# GIVEN DATA
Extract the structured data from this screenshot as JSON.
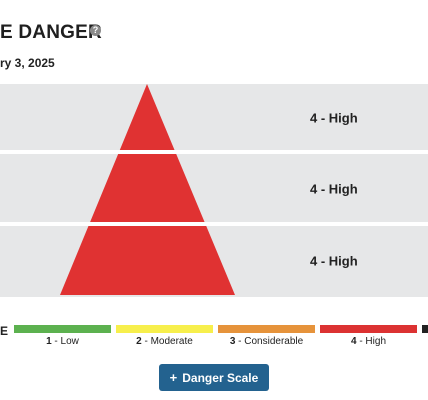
{
  "header": {
    "title": "E DANGER",
    "help_glyph": "?",
    "date": "ry 3, 2025"
  },
  "bands": [
    {
      "label": "4 - High",
      "level": 4
    },
    {
      "label": "4 - High",
      "level": 4
    },
    {
      "label": "4 - High",
      "level": 4
    }
  ],
  "colors": {
    "band_bg": "#e6e7e8",
    "pyramid": "#e03232",
    "button": "#23628f"
  },
  "scale": {
    "title": "E",
    "items": [
      {
        "num": "1",
        "label": " - Low",
        "color": "#5cb14f"
      },
      {
        "num": "2",
        "label": " - Moderate",
        "color": "#f7ef4c"
      },
      {
        "num": "3",
        "label": " - Considerable",
        "color": "#e6933b"
      },
      {
        "num": "4",
        "label": " - High",
        "color": "#dc3232"
      },
      {
        "num": "",
        "label": "",
        "color": "#222222"
      }
    ]
  },
  "button": {
    "icon": "plus-icon",
    "label": "Danger Scale"
  }
}
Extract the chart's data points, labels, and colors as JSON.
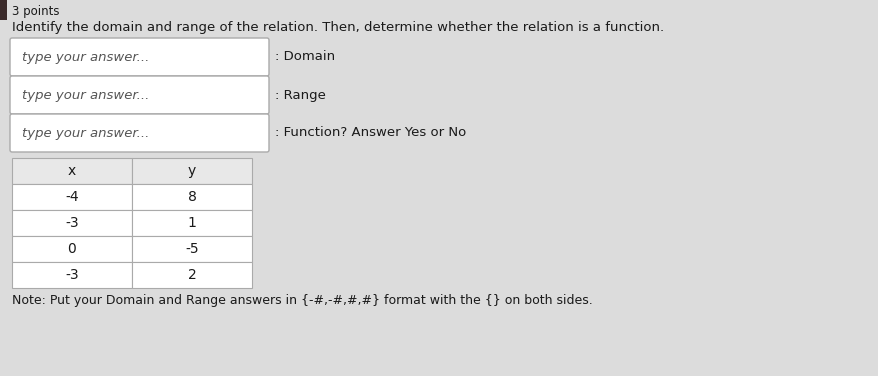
{
  "title_points": "3 points",
  "main_question": "Identify the domain and range of the relation. Then, determine whether the relation is a function.",
  "input_boxes": [
    {
      "label": ": Domain",
      "placeholder": "type your answer..."
    },
    {
      "label": ": Range",
      "placeholder": "type your answer..."
    },
    {
      "label": ": Function? Answer Yes or No",
      "placeholder": "type your answer..."
    }
  ],
  "table_headers": [
    "x",
    "y"
  ],
  "table_data": [
    [
      "-4",
      "8"
    ],
    [
      "-3",
      "1"
    ],
    [
      "0",
      "-5"
    ],
    [
      "-3",
      "2"
    ]
  ],
  "note": "Note: Put your Domain and Range answers in {-#,-#,#,#} format with the {} on both sides.",
  "bg_color": "#dcdcdc",
  "box_bg_color": "#ffffff",
  "box_border_color": "#aaaaaa",
  "table_header_bg": "#e8e8e8",
  "table_bg": "#ffffff",
  "text_color": "#1a1a1a",
  "placeholder_color": "#555555",
  "font_size_title": 8.5,
  "font_size_main": 9.5,
  "font_size_box": 9.5,
  "font_size_table": 10,
  "font_size_note": 9
}
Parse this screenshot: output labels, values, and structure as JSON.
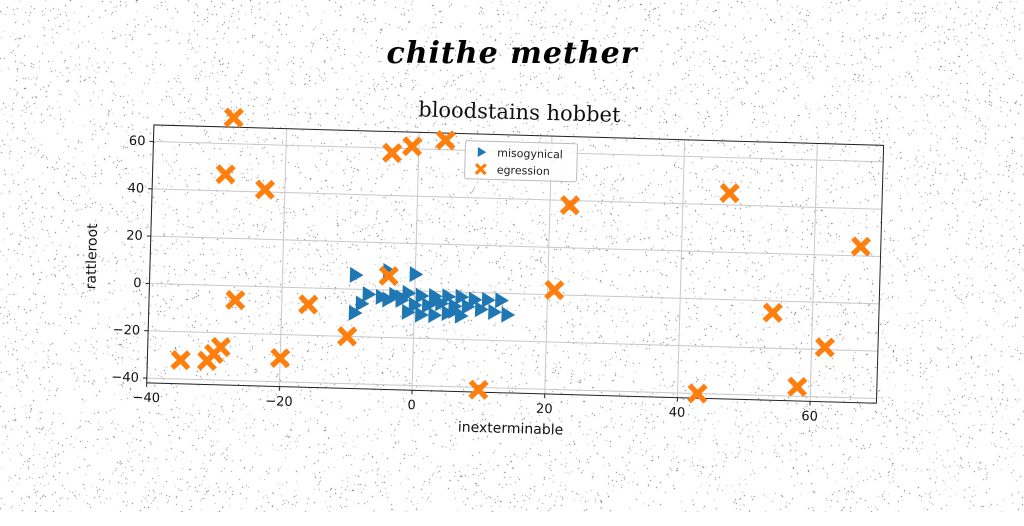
{
  "header": {
    "suptitle": "chithe mether"
  },
  "chart_data": {
    "type": "scatter",
    "title": "bloodstains hobbet",
    "xlabel": "inexterminable",
    "ylabel": "rattleroot",
    "xlim": [
      -40,
      70
    ],
    "ylim": [
      -42,
      67
    ],
    "xticks": [
      -40,
      -20,
      0,
      20,
      40,
      60
    ],
    "yticks": [
      -40,
      -20,
      0,
      20,
      40,
      60
    ],
    "grid": true,
    "legend_position": "top-center",
    "series": [
      {
        "name": "misogynical",
        "marker": "triangle-right",
        "color": "#1f77b4",
        "points": [
          [
            -9,
            6
          ],
          [
            -4,
            8
          ],
          [
            0,
            7
          ],
          [
            -7,
            -2
          ],
          [
            -5,
            -3
          ],
          [
            -3,
            -2
          ],
          [
            -1,
            -1
          ],
          [
            1,
            -2
          ],
          [
            3,
            -2
          ],
          [
            5,
            -2
          ],
          [
            7,
            -2
          ],
          [
            9,
            -3
          ],
          [
            11,
            -3
          ],
          [
            13,
            -3
          ],
          [
            -8,
            -6
          ],
          [
            -4,
            -4
          ],
          [
            -2,
            -4
          ],
          [
            0,
            -6
          ],
          [
            2,
            -6
          ],
          [
            4,
            -5
          ],
          [
            6,
            -6
          ],
          [
            8,
            -6
          ],
          [
            10,
            -7
          ],
          [
            12,
            -8
          ],
          [
            -1,
            -9
          ],
          [
            1,
            -10
          ],
          [
            3,
            -10
          ],
          [
            5,
            -9
          ],
          [
            7,
            -10
          ],
          [
            14,
            -9
          ],
          [
            -9,
            -10
          ],
          [
            -2,
            -3
          ],
          [
            3,
            -4
          ],
          [
            6,
            -8
          ]
        ]
      },
      {
        "name": "egression",
        "marker": "X",
        "color": "#ff7f0e",
        "points": [
          [
            -28,
            71
          ],
          [
            -29,
            47
          ],
          [
            -23,
            41
          ],
          [
            -4,
            58
          ],
          [
            -1,
            61
          ],
          [
            4,
            64
          ],
          [
            23,
            38
          ],
          [
            47,
            45
          ],
          [
            67,
            24
          ],
          [
            -27,
            -6
          ],
          [
            -16,
            -7
          ],
          [
            -10,
            -20
          ],
          [
            -4,
            6
          ],
          [
            21,
            2
          ],
          [
            54,
            -5
          ],
          [
            62,
            -19
          ],
          [
            -35,
            -32
          ],
          [
            -31,
            -32
          ],
          [
            -30,
            -29
          ],
          [
            -29,
            -26
          ],
          [
            -20,
            -30
          ],
          [
            10,
            -41
          ],
          [
            43,
            -40
          ],
          [
            58,
            -36
          ]
        ]
      }
    ]
  }
}
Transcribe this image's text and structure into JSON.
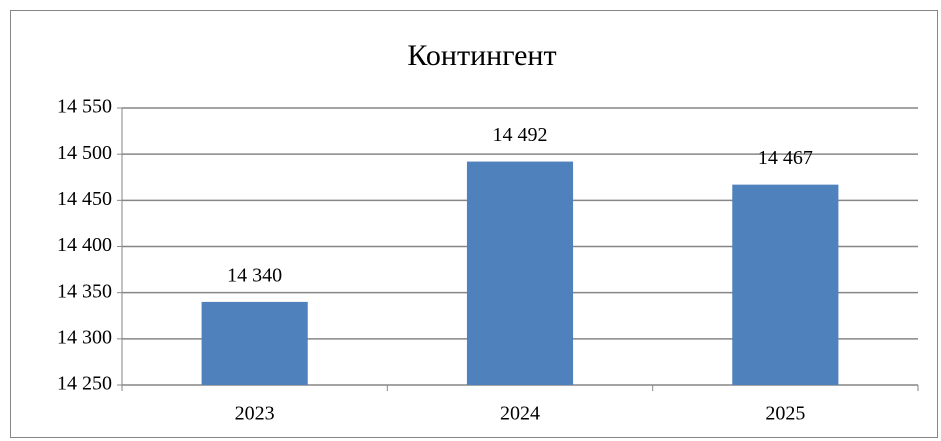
{
  "chart_data": {
    "type": "bar",
    "title": "Контингент",
    "categories": [
      "2023",
      "2024",
      "2025"
    ],
    "values": [
      14340,
      14492,
      14467
    ],
    "value_labels": [
      "14 340",
      "14 492",
      "14 467"
    ],
    "color": "#4f81bd",
    "ylim": [
      14250,
      14550
    ],
    "yticks": [
      {
        "value": 14250,
        "label": "14 250"
      },
      {
        "value": 14300,
        "label": "14 300"
      },
      {
        "value": 14350,
        "label": "14 350"
      },
      {
        "value": 14400,
        "label": "14 400"
      },
      {
        "value": 14450,
        "label": "14 450"
      },
      {
        "value": 14500,
        "label": "14 500"
      },
      {
        "value": 14550,
        "label": "14 550"
      }
    ],
    "grid": true
  }
}
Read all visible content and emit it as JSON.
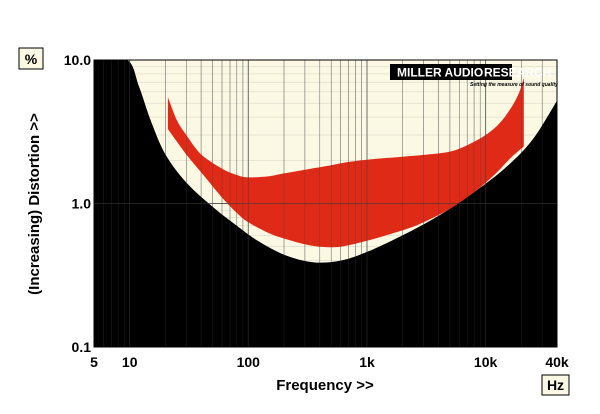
{
  "chart_data": {
    "type": "area",
    "title": "",
    "xlabel": "Frequency >>",
    "ylabel": "(Increasing) Distortion >>",
    "x_unit": "Hz",
    "y_unit": "%",
    "x_scale": "log",
    "y_scale": "log",
    "xlim": [
      5,
      40000
    ],
    "ylim": [
      0.1,
      10.0
    ],
    "x_tick_labels": [
      {
        "value": 5,
        "label": "5"
      },
      {
        "value": 10,
        "label": "10"
      },
      {
        "value": 100,
        "label": "100"
      },
      {
        "value": 1000,
        "label": "1k"
      },
      {
        "value": 10000,
        "label": "10k"
      },
      {
        "value": 40000,
        "label": "40k"
      }
    ],
    "y_tick_labels": [
      {
        "value": 0.1,
        "label": "0.1"
      },
      {
        "value": 1.0,
        "label": "1.0"
      },
      {
        "value": 10.0,
        "label": "10.0"
      }
    ],
    "grid": true,
    "colors": {
      "background": "#fbf8e3",
      "masking_floor": "#000000",
      "distortion_band": "#e02a18",
      "grid": "#9a9a9a"
    },
    "series": [
      {
        "key": "floor",
        "x": [
          5,
          9.5,
          12,
          15,
          20,
          30,
          50,
          80,
          120,
          200,
          350,
          600,
          1000,
          2000,
          4000,
          8000,
          15000,
          25000,
          40000
        ],
        "y": [
          10.0,
          10.0,
          6.5,
          3.8,
          2.2,
          1.4,
          0.95,
          0.7,
          0.55,
          0.44,
          0.39,
          0.4,
          0.46,
          0.6,
          0.82,
          1.2,
          1.8,
          2.8,
          5.2
        ]
      },
      {
        "key": "upper",
        "x": [
          21,
          25,
          30,
          40,
          60,
          80,
          100,
          150,
          200,
          300,
          500,
          700,
          1000,
          1500,
          2000,
          3000,
          5000,
          7000,
          10000,
          13000,
          16000,
          19000,
          21000
        ],
        "y": [
          5.5,
          3.8,
          3.0,
          2.2,
          1.75,
          1.58,
          1.52,
          1.55,
          1.62,
          1.72,
          1.85,
          1.95,
          2.02,
          2.08,
          2.12,
          2.18,
          2.3,
          2.55,
          3.0,
          3.6,
          4.5,
          5.8,
          7.5
        ]
      },
      {
        "key": "lower",
        "x": [
          21,
          30,
          40,
          60,
          80,
          100,
          150,
          200,
          300,
          400,
          600,
          1000,
          2000,
          3000,
          5000,
          8000,
          12000,
          16000,
          21000
        ],
        "y": [
          3.3,
          2.2,
          1.65,
          1.1,
          0.86,
          0.74,
          0.62,
          0.57,
          0.52,
          0.5,
          0.5,
          0.55,
          0.65,
          0.74,
          0.92,
          1.2,
          1.6,
          2.05,
          2.5
        ]
      }
    ]
  },
  "logo": {
    "main_left": "MILLER AUDIO",
    "main_right": "RESEARCH",
    "tagline": "Setting the measure of sound quality"
  }
}
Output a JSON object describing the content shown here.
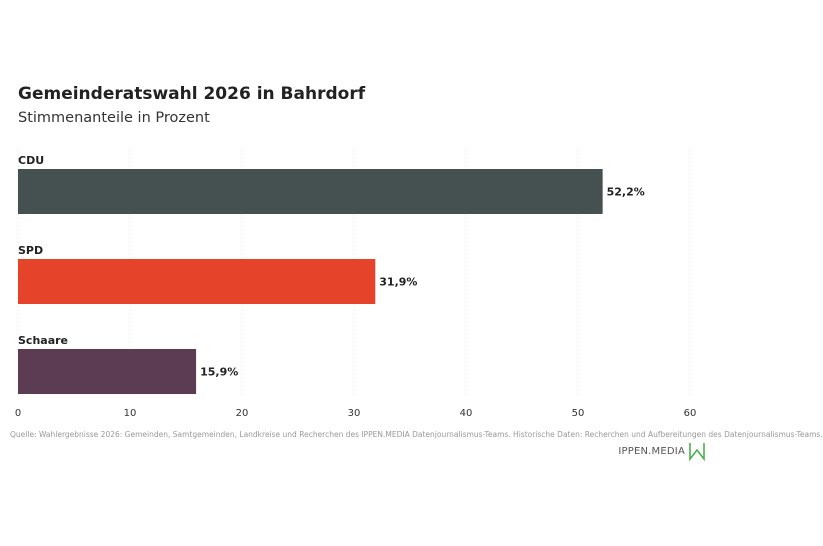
{
  "title": "Gemeinderatswahl 2026 in Bahrdorf",
  "subtitle": "Stimmenanteile in Prozent",
  "chart_data": {
    "type": "bar",
    "orientation": "horizontal",
    "categories": [
      "CDU",
      "SPD",
      "Schaare"
    ],
    "values": [
      52.2,
      31.9,
      15.9
    ],
    "value_labels": [
      "52,2%",
      "31,9%",
      "15,9%"
    ],
    "colors": [
      "#455050",
      "#e5432a",
      "#5b3c52"
    ],
    "xlim": [
      0,
      60
    ],
    "xticks": [
      0,
      10,
      20,
      30,
      40,
      50,
      60
    ],
    "grid": "vertical-dotted"
  },
  "source": "Quelle: Wahlergebnisse 2026: Gemeinden, Samtgemeinden, Landkreise und Recherchen des IPPEN.MEDIA Datenjournalismus-Teams. Historische Daten: Recherchen und Aufbereitungen des Datenjournalismus-Teams.",
  "logo": {
    "text": "IPPEN.MEDIA",
    "mark_color": "#4caf50"
  }
}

# AIM OF THE EXERCISE
Lines that hold the word "xlabel" are the ones to return, every one of them.

# FINAL RESULT
    "xlabel": "inexterminable",
    "xlabel": "Frequency >>",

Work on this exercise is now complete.